===== Provided entries
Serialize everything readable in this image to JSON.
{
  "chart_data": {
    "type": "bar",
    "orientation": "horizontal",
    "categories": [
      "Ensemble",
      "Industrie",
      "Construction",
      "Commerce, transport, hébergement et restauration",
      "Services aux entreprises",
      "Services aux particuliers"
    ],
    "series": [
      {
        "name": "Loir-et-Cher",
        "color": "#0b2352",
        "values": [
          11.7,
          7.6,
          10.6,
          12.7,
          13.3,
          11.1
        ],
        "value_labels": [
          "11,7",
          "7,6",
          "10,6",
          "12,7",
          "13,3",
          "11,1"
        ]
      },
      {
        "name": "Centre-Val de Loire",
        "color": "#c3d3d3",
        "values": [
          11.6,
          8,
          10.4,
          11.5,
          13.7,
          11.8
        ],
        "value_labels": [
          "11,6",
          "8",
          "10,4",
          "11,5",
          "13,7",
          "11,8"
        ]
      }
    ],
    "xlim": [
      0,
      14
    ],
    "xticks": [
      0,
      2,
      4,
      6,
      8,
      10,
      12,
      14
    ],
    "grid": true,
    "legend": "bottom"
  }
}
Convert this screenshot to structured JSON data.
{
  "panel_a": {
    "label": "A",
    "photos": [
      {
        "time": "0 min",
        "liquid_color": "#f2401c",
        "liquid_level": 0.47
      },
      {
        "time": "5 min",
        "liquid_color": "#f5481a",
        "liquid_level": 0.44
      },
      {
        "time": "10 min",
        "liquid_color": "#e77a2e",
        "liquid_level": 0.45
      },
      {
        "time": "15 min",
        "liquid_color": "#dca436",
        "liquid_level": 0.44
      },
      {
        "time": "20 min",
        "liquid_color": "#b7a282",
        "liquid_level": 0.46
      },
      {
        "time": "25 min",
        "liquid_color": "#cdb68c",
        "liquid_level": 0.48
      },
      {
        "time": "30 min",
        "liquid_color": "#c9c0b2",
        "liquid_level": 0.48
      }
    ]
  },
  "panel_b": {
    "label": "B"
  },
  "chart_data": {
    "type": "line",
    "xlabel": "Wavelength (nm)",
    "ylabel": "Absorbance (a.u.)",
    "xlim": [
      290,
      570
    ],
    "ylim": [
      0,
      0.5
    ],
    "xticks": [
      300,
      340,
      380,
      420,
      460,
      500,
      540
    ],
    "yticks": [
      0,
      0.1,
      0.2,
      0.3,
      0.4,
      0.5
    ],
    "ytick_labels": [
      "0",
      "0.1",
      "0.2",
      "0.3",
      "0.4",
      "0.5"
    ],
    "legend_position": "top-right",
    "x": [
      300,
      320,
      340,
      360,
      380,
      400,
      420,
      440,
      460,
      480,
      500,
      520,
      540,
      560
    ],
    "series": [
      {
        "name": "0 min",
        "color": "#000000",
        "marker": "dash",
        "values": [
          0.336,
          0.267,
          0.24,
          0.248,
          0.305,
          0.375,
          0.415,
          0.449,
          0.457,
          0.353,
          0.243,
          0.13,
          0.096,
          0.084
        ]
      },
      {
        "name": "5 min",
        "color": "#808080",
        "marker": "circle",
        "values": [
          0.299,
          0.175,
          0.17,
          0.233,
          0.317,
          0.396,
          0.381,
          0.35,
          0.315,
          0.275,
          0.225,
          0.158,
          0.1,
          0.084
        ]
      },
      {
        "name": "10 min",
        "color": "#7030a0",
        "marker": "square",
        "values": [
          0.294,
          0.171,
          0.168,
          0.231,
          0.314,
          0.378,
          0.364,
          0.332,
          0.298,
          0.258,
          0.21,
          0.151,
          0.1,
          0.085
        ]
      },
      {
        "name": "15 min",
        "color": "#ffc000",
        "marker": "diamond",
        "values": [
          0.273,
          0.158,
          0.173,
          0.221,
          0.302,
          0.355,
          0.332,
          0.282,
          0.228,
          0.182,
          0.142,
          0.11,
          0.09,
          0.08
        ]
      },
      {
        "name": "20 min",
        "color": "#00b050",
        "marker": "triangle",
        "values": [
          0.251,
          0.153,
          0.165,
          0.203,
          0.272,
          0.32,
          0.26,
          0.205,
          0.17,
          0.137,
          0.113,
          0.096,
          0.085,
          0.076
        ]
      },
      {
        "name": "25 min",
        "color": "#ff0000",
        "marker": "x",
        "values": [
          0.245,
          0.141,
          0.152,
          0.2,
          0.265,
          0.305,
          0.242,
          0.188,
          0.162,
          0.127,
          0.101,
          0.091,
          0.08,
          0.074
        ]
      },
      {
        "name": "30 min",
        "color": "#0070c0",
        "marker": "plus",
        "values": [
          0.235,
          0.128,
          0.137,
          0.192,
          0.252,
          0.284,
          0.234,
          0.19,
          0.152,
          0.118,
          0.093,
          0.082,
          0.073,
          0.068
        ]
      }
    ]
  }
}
==========
Problem to solve:
Quote every entry exactly.

Result of this task:
Serialize everything readable in this image to JSON.
{
  "chart_data": {
    "type": "bar",
    "orientation": "horizontal",
    "categories": [
      "Ensemble",
      "Industrie",
      "Construction",
      "Commerce, transport, hébergement et restauration",
      "Services aux entreprises",
      "Services aux particuliers"
    ],
    "series": [
      {
        "name": "Loir-et-Cher",
        "color": "#0b2352",
        "values": [
          11.7,
          7.6,
          10.6,
          12.7,
          13.3,
          11.1
        ],
        "value_labels": [
          "11,7",
          "7,6",
          "10,6",
          "12,7",
          "13,3",
          "11,1"
        ]
      },
      {
        "name": "Centre-Val de Loire",
        "color": "#c3d3d3",
        "values": [
          11.6,
          8,
          10.4,
          11.5,
          13.7,
          11.8
        ],
        "value_labels": [
          "11,6",
          "8",
          "10,4",
          "11,5",
          "13,7",
          "11,8"
        ]
      }
    ],
    "xlim": [
      0,
      14
    ],
    "xticks": [
      0,
      2,
      4,
      6,
      8,
      10,
      12,
      14
    ],
    "grid": true,
    "legend": "bottom"
  }
}
Convert this screenshot to structured JSON data.
{
  "panel_a": {
    "label": "A",
    "photos": [
      {
        "time": "0 min",
        "liquid_color": "#f2401c",
        "liquid_level": 0.47
      },
      {
        "time": "5 min",
        "liquid_color": "#f5481a",
        "liquid_level": 0.44
      },
      {
        "time": "10 min",
        "liquid_color": "#e77a2e",
        "liquid_level": 0.45
      },
      {
        "time": "15 min",
        "liquid_color": "#dca436",
        "liquid_level": 0.44
      },
      {
        "time": "20 min",
        "liquid_color": "#b7a282",
        "liquid_level": 0.46
      },
      {
        "time": "25 min",
        "liquid_color": "#cdb68c",
        "liquid_level": 0.48
      },
      {
        "time": "30 min",
        "liquid_color": "#c9c0b2",
        "liquid_level": 0.48
      }
    ]
  },
  "panel_b": {
    "label": "B"
  },
  "chart_data": {
    "type": "line",
    "xlabel": "Wavelength (nm)",
    "ylabel": "Absorbance (a.u.)",
    "xlim": [
      290,
      570
    ],
    "ylim": [
      0,
      0.5
    ],
    "xticks": [
      300,
      340,
      380,
      420,
      460,
      500,
      540
    ],
    "yticks": [
      0,
      0.1,
      0.2,
      0.3,
      0.4,
      0.5
    ],
    "ytick_labels": [
      "0",
      "0.1",
      "0.2",
      "0.3",
      "0.4",
      "0.5"
    ],
    "legend_position": "top-right",
    "x": [
      300,
      320,
      340,
      360,
      380,
      400,
      420,
      440,
      460,
      480,
      500,
      520,
      540,
      560
    ],
    "series": [
      {
        "name": "0 min",
        "color": "#000000",
        "marker": "dash",
        "values": [
          0.336,
          0.267,
          0.24,
          0.248,
          0.305,
          0.375,
          0.415,
          0.449,
          0.457,
          0.353,
          0.243,
          0.13,
          0.096,
          0.084
        ]
      },
      {
        "name": "5 min",
        "color": "#808080",
        "marker": "circle",
        "values": [
          0.299,
          0.175,
          0.17,
          0.233,
          0.317,
          0.396,
          0.381,
          0.35,
          0.315,
          0.275,
          0.225,
          0.158,
          0.1,
          0.084
        ]
      },
      {
        "name": "10 min",
        "color": "#7030a0",
        "marker": "square",
        "values": [
          0.294,
          0.171,
          0.168,
          0.231,
          0.314,
          0.378,
          0.364,
          0.332,
          0.298,
          0.258,
          0.21,
          0.151,
          0.1,
          0.085
        ]
      },
      {
        "name": "15 min",
        "color": "#ffc000",
        "marker": "diamond",
        "values": [
          0.273,
          0.158,
          0.173,
          0.221,
          0.302,
          0.355,
          0.332,
          0.282,
          0.228,
          0.182,
          0.142,
          0.11,
          0.09,
          0.08
        ]
      },
      {
        "name": "20 min",
        "color": "#00b050",
        "marker": "triangle",
        "values": [
          0.251,
          0.153,
          0.165,
          0.203,
          0.272,
          0.32,
          0.26,
          0.205,
          0.17,
          0.137,
          0.113,
          0.096,
          0.085,
          0.076
        ]
      },
      {
        "name": "25 min",
        "color": "#ff0000",
        "marker": "x",
        "values": [
          0.245,
          0.141,
          0.152,
          0.2,
          0.265,
          0.305,
          0.242,
          0.188,
          0.162,
          0.127,
          0.101,
          0.091,
          0.08,
          0.074
        ]
      },
      {
        "name": "30 min",
        "color": "#0070c0",
        "marker": "plus",
        "values": [
          0.235,
          0.128,
          0.137,
          0.192,
          0.252,
          0.284,
          0.234,
          0.19,
          0.152,
          0.118,
          0.093,
          0.082,
          0.073,
          0.068
        ]
      }
    ]
  }
}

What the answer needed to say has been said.